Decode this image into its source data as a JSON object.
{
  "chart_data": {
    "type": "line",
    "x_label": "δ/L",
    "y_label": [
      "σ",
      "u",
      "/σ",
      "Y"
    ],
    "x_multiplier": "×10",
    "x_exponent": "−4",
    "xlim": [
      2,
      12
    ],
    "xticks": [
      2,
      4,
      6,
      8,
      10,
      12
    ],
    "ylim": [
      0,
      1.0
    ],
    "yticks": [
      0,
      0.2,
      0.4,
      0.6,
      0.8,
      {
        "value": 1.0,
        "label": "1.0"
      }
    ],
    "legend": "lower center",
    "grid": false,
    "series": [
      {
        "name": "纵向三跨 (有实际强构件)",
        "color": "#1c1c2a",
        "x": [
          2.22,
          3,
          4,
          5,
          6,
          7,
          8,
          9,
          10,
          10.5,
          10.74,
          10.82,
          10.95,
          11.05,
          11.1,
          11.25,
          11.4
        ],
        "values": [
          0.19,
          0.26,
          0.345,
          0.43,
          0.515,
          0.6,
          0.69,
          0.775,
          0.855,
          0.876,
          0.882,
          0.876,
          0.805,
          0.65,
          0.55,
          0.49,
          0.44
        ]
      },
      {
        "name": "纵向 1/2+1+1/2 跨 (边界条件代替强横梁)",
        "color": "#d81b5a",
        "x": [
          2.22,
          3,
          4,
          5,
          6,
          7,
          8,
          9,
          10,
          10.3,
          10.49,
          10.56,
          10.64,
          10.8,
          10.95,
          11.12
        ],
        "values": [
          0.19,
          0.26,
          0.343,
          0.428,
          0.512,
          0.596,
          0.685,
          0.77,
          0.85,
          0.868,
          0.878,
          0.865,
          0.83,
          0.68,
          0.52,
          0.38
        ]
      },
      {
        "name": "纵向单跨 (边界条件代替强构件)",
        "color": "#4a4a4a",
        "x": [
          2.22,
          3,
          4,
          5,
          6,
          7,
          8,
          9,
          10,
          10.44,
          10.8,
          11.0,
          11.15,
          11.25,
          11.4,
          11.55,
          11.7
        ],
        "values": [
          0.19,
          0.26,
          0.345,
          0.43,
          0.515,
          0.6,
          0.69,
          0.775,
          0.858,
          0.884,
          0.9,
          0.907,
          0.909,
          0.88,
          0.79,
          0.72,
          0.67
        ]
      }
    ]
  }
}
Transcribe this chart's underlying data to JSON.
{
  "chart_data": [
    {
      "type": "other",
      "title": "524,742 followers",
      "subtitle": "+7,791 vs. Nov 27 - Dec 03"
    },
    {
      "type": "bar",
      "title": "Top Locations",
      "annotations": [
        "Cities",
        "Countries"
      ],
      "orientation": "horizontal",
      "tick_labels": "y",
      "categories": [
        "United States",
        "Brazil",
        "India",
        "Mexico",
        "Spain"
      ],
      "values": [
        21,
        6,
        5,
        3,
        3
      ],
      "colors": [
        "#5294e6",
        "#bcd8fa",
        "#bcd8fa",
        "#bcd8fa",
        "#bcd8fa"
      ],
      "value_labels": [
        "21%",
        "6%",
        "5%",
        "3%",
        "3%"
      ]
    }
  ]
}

###

■ REQUIRED TASK
Starting from the line with "Transcribe this chart's" and ending with the final line of the data, quote every line exactly, both ends included.

■ RESPONSE TO THE EXERCISE
Transcribe this chart's underlying data to JSON.
{
  "chart_data": [
    {
      "type": "other",
      "title": "524,742 followers",
      "subtitle": "+7,791 vs. Nov 27 - Dec 03"
    },
    {
      "type": "bar",
      "title": "Top Locations",
      "annotations": [
        "Cities",
        "Countries"
      ],
      "orientation": "horizontal",
      "tick_labels": "y",
      "categories": [
        "United States",
        "Brazil",
        "India",
        "Mexico",
        "Spain"
      ],
      "values": [
        21,
        6,
        5,
        3,
        3
      ],
      "colors": [
        "#5294e6",
        "#bcd8fa",
        "#bcd8fa",
        "#bcd8fa",
        "#bcd8fa"
      ],
      "value_labels": [
        "21%",
        "6%",
        "5%",
        "3%",
        "3%"
      ]
    }
  ]
}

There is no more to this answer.